Collection entries:

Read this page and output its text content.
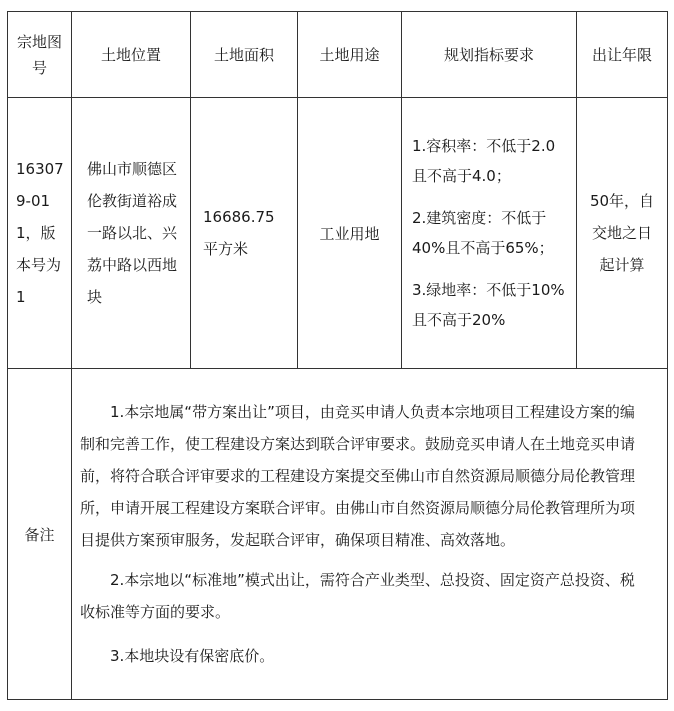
宗地图号	土地位置	土地面积	土地用途	规划指标要求	出让年限
163079-011，版本号为1	佛山市顺德区伦教街道裕成一路以北、兴荔中路以西地块	16686.75平方米	工业用地	1.容积率：不低于2.0且不高于4.0；

2.建筑密度：不低于40%且不高于65%；

3.绿地率：不低于10%且不高于20%	50年，自交地之日起计算
备注	1.本宗地属“带方案出让”项目，由竞买申请人负责本宗地项目工程建设方案的编制和完善工作，使工程建设方案达到联合评审要求。鼓励竞买申请人在土地竞买申请前，将符合联合评审要求的工程建设方案提交至佛山市自然资源局顺德分局伦教管理所，申请开展工程建设方案联合评审。由佛山市自然资源局顺德分局伦教管理所为项目提供方案预审服务，发起联合评审，确保项目精准、高效落地。

2.本宗地以“标准地”模式出让，需符合产业类型、总投资、固定资产总投资、税收标准等方面的要求。

3.本地块设有保密底价。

▶ [TASK PROMPT]:
Images must not appear in the copy; reproduce everything else in the records verbatim.

▶ [RESPONSE TO THE TASK]:
Read this page and output its text content.
宗地图号	土地位置	土地面积	土地用途	规划指标要求	出让年限
163079-011，版本号为1	佛山市顺德区伦教街道裕成一路以北、兴荔中路以西地块	16686.75平方米	工业用地	1.容积率：不低于2.0且不高于4.0；

2.建筑密度：不低于40%且不高于65%；

3.绿地率：不低于10%且不高于20%	50年，自交地之日起计算
备注	1.本宗地属“带方案出让”项目，由竞买申请人负责本宗地项目工程建设方案的编制和完善工作，使工程建设方案达到联合评审要求。鼓励竞买申请人在土地竞买申请前，将符合联合评审要求的工程建设方案提交至佛山市自然资源局顺德分局伦教管理所，申请开展工程建设方案联合评审。由佛山市自然资源局顺德分局伦教管理所为项目提供方案预审服务，发起联合评审，确保项目精准、高效落地。

2.本宗地以“标准地”模式出让，需符合产业类型、总投资、固定资产总投资、税收标准等方面的要求。

3.本地块设有保密底价。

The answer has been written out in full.